[Task directions]
Locate all lines in the data below that hold "Workout" and show them.

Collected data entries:
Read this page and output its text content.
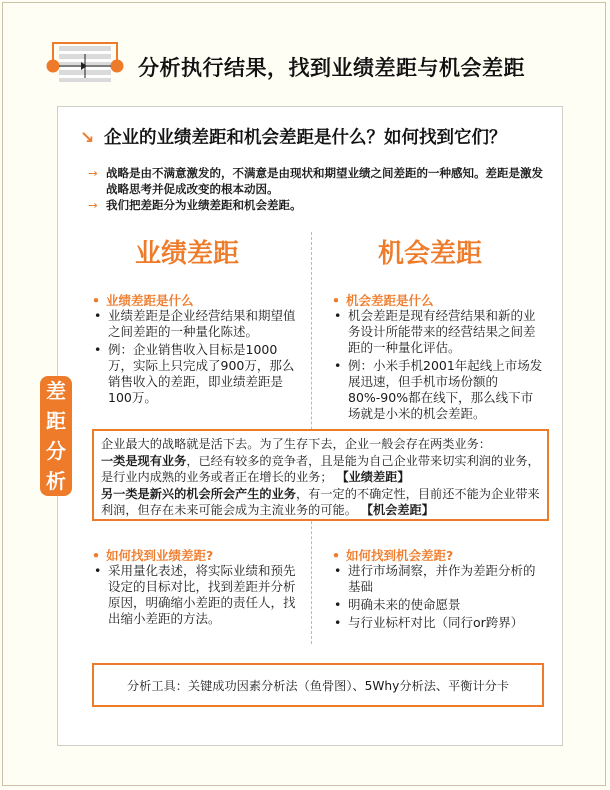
分析执行结果，找到业绩差距与机会差距
↘ 企业的业绩差距和机会差距是什么？如何找到它们？
→ 战略是由不满意激发的，不满意是由现状和期望业绩之间差距的一种感知。差距是激发战略思考并促成改变的根本动因。
→ 我们把差距分为业绩差距和机会差距。
差
距
分
析
业绩差距
• 业绩差距是什么
• 业绩差距是企业经营结果和期望值之间差距的一种量化陈述。
• 例：企业销售收入目标是1000万，实际上只完成了900万，那么销售收入的差距，即业绩差距是100万。
机会差距
• 机会差距是什么
• 机会差距是现有经营结果和新的业务设计所能带来的经营结果之间差距的一种量化评估。
• 例：小米手机2001年起线上市场发展迅速，但手机市场份额的80%-90%都在线下，那么线下市场就是小米的机会差距。
企业最大的战略就是活下去。为了生存下去，企业一般会存在两类业务：
一类是现有业务，已经有较多的竞争者，且是能为自己企业带来切实利润的业务，是行业内成熟的业务或者正在增长的业务； 【业绩差距】
另一类是新兴的机会所会产生的业务，有一定的不确定性，目前还不能为企业带来利润，但存在未来可能会成为主流业务的可能。 【机会差距】
• 如何找到业绩差距?
• 采用量化表述，将实际业绩和预先设定的目标对比，找到差距并分析原因，明确缩小差距的责任人，找出缩小差距的方法。
• 如何找到机会差距?
• 进行市场洞察，并作为差距分析的基础
• 明确未来的使命愿景
• 与行业标杆对比（同行or跨界）
分析工具：关键成功因素分析法（鱼骨图）、5Why分析法、平衡计分卡
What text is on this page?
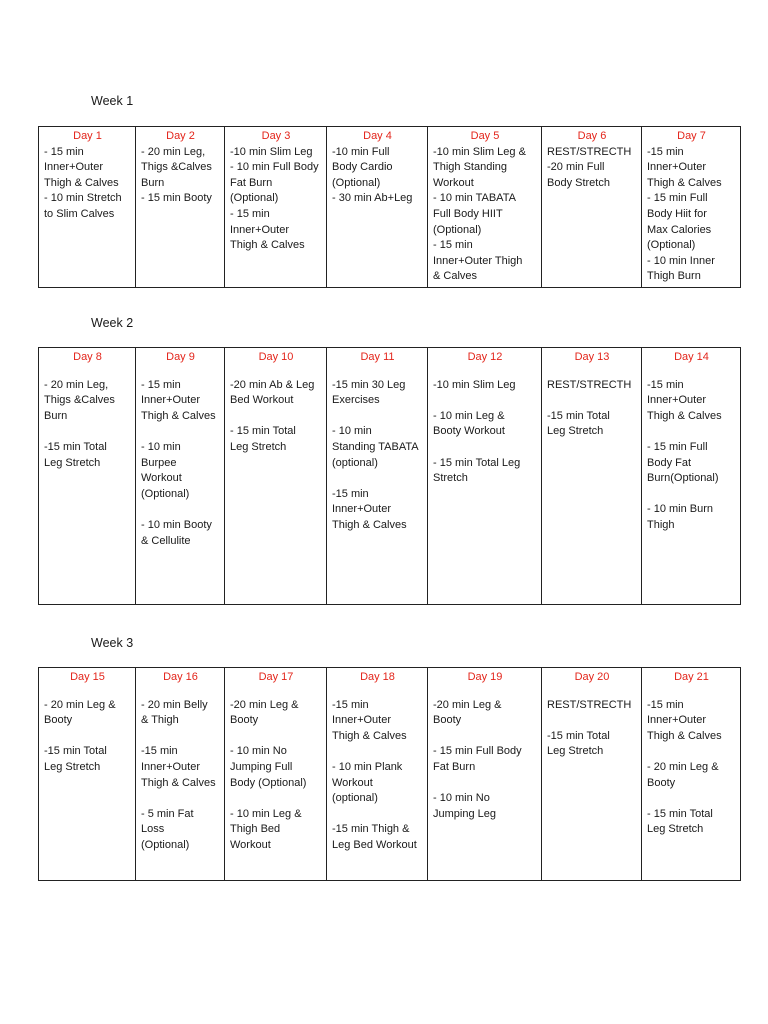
Week 1
Day 1
- 15 min
Inner+Outer
Thigh & Calves
- 10 min Stretch
to Slim Calves	
Day 2
- 20 min Leg,
Thigs &Calves
Burn
- 15 min Booty	
Day 3
-10 min Slim Leg
- 10 min Full Body
Fat Burn
(Optional)
- 15 min
Inner+Outer
Thigh & Calves	
Day 4
-10 min Full
Body Cardio
(Optional)
- 30 min Ab+Leg	
Day 5
-10 min Slim Leg &
Thigh Standing
Workout
- 10 min TABATA
Full Body HIIT
(Optional)
- 15 min
Inner+Outer Thigh
& Calves	
Day 6
REST/STRECTH
-20 min Full
Body Stretch	
Day 7
-15 min
Inner+Outer
Thigh & Calves
- 15 min Full
Body Hiit for
Max Calories
(Optional)
- 10 min Inner
Thigh Burn
Week 2
Day 8
- 20 min Leg,
Thigs &Calves
Burn

-15 min Total
Leg Stretch	
Day 9
- 15 min
Inner+Outer
Thigh & Calves

- 10 min
Burpee
Workout
(Optional)

- 10 min Booty
& Cellulite	
Day 10
-20 min Ab & Leg
Bed Workout

- 15 min Total
Leg Stretch	
Day 11
-15 min 30 Leg
Exercises

- 10 min
Standing TABATA
(optional)

-15 min
Inner+Outer
Thigh & Calves	
Day 12
-10 min Slim Leg

- 10 min Leg &
Booty Workout

- 15 min Total Leg
Stretch	
Day 13
REST/STRECTH

-15 min Total
Leg Stretch	
Day 14
-15 min
Inner+Outer
Thigh & Calves

- 15 min Full
Body Fat
Burn(Optional)

- 10 min Burn
Thigh
Week 3
Day 15
- 20 min Leg &
Booty

-15 min Total
Leg Stretch	
Day 16
- 20 min Belly
& Thigh

-15 min
Inner+Outer
Thigh & Calves

- 5 min Fat
Loss
(Optional)	
Day 17
-20 min Leg &
Booty

- 10 min No
Jumping Full
Body (Optional)

- 10 min Leg &
Thigh Bed
Workout	
Day 18
-15 min
Inner+Outer
Thigh & Calves

- 10 min Plank
Workout
(optional)

-15 min Thigh &
Leg Bed Workout	
Day 19
-20 min Leg &
Booty

- 15 min Full Body
Fat Burn

- 10 min No
Jumping Leg	
Day 20
REST/STRECTH

-15 min Total
Leg Stretch	
Day 21
-15 min
Inner+Outer
Thigh & Calves

- 20 min Leg &
Booty

- 15 min Total
Leg Stretch
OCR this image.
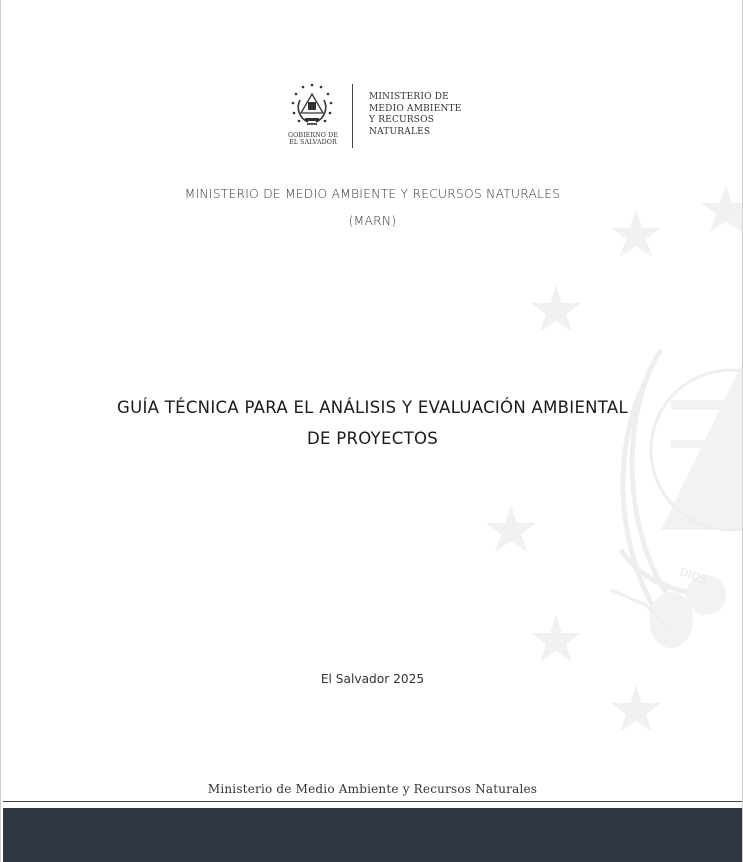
DIOS
GOBIERNO DE
EL SALVADOR
MINISTERIO DE
MEDIO AMBIENTE
Y RECURSOS
NATURALES
MINISTERIO DE MEDIO AMBIENTE Y RECURSOS NATURALES
(MARN)
GUÍA TÉCNICA PARA EL ANÁLISIS Y EVALUACIÓN AMBIENTAL
DE PROYECTOS
El Salvador 2025
Ministerio de Medio Ambiente y Recursos Naturales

[Correct output]
Workout
Workout
Bed Workout
Booty Workout
Workout	
Workout
Leg Bed Workout	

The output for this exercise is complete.